==== SOURCE DOCUMENT ====
Having recently gotten a basic Swarm model running (with a lot of help
from the Support
list), I think it's time I migrated questions over to this list as I move
on to refinements. So,
hello all! My interest is braided rivers, rivers with either sand or
gravel riverbeds, with
typically wide floodplains and relatively steep slopes. Since the bed is
made up of
movable material, these sands and gravels are moved around by the flowing
water, and
in the process form multiple channels (hence the name braided). You can
see these
processes at work next time you're at the beach and come across water
flowing over the
sand. An interesting aspect of these rivers is their scaling
properties. Regardless of
whether it's a trickle of water flowing over sand or the Bhramaputra River
(a rather large
river), the behaviour seems to be the same: the channels tend to follow a
power law
distribution in both time and space (not unlike turbulence or
earthquakes). There is
debate about why this should be (and it's certainly not the only natural
phenomenon that
seems to do this) and I see Swarm as an ideal environment for some
hypothesis testing.
There are some feedback loops affecting how the river channels evolve,
namely, the
water moves sediment from certain places and deposits it elsewhere, which
in turn
affects where the water flows, which affects the sediment, etc. It's a
classic example of
independent agents following (simple) local rules with global behaviour
emerging from
the interactions (or so I claim).
I currently have a model in which the agents are finite volumes of
water that flow over a
cell surface containing elevation values. The agent moves about by going
in the direction
of steepest slope to the neighbouring cells. A next step is to
incorporate the ability of the
water agent to pick up sediment in certain conditions and deposit it
somewhere else
under different conditions. Then it gets a bit tricky. There will likely
be multiple agents in
certain cells which are fatal (given Discrete2d) but I'm at work on
that. I'm sure
everyone's Swarm model has unique requirments, and here are some of mine.
==== SOURCE DATA ====
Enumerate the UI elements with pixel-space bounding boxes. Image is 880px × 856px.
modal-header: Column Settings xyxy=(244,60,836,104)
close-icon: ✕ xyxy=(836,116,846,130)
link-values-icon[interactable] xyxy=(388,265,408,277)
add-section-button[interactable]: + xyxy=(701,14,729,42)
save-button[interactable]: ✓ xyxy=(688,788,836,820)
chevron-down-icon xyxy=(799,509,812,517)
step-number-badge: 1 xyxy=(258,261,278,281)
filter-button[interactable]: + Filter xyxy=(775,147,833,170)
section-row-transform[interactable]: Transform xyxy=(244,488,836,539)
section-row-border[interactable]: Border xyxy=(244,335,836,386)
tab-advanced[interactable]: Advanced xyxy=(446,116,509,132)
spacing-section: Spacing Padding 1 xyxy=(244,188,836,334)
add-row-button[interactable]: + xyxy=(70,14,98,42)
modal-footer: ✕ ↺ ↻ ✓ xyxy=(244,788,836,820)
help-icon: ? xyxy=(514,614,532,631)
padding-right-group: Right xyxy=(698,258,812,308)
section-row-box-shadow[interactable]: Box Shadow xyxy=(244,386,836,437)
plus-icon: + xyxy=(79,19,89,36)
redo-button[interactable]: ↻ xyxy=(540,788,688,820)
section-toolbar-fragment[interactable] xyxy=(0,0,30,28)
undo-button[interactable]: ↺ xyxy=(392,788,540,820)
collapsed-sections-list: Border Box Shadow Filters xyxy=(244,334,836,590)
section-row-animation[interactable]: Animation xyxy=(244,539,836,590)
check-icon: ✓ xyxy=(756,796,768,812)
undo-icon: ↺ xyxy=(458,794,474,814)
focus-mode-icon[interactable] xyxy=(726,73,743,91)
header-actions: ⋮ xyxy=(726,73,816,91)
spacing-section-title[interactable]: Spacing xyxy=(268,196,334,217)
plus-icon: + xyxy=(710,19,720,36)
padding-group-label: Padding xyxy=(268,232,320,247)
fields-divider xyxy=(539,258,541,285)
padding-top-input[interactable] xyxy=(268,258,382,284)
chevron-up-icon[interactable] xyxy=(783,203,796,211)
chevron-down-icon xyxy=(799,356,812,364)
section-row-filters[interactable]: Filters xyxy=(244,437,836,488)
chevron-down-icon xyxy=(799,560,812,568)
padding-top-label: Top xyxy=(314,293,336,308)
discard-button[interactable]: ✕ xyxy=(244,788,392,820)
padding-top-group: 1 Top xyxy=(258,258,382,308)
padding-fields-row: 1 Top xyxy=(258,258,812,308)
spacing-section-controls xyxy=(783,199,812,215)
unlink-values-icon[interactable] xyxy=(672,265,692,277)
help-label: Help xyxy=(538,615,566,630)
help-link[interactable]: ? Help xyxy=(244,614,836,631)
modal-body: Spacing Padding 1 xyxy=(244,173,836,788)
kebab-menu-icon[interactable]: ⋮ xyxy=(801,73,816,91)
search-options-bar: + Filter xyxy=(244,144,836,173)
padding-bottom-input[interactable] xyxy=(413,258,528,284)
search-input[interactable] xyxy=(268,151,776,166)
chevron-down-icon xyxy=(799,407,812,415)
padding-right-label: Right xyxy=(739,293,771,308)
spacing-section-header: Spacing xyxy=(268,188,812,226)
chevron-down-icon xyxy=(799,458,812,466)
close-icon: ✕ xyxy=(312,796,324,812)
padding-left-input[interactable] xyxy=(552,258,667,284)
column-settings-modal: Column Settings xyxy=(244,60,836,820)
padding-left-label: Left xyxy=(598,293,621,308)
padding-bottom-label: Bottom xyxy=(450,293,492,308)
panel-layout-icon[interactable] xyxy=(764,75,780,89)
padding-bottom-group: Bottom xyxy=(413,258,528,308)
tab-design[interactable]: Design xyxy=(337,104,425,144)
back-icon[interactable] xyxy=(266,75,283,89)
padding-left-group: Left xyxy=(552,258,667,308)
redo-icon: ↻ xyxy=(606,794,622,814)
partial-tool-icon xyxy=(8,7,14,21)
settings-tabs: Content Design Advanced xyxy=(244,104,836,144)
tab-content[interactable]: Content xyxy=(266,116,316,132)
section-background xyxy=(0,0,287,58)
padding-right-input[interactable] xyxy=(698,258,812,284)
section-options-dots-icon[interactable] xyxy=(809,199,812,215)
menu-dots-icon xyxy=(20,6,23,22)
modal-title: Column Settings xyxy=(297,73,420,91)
====
[TASK DESCRIPTION] Rewrite the passage of the braided-river text that begins with the words containing "There are some" and ends with "so I claim).", changing "sediment" to "bed material".

[RESPONSE FOR THIS EXERCISE]
There are some feedback loops affecting how the river channels evolve,
namely, the
water moves bed material from certain places and deposits it elsewhere, which
in turn
affects where the water flows, which affects the bed material, etc. It's a
classic example of
independent agents following (simple) local rules with global behaviour
emerging from
the interactions (or so I claim).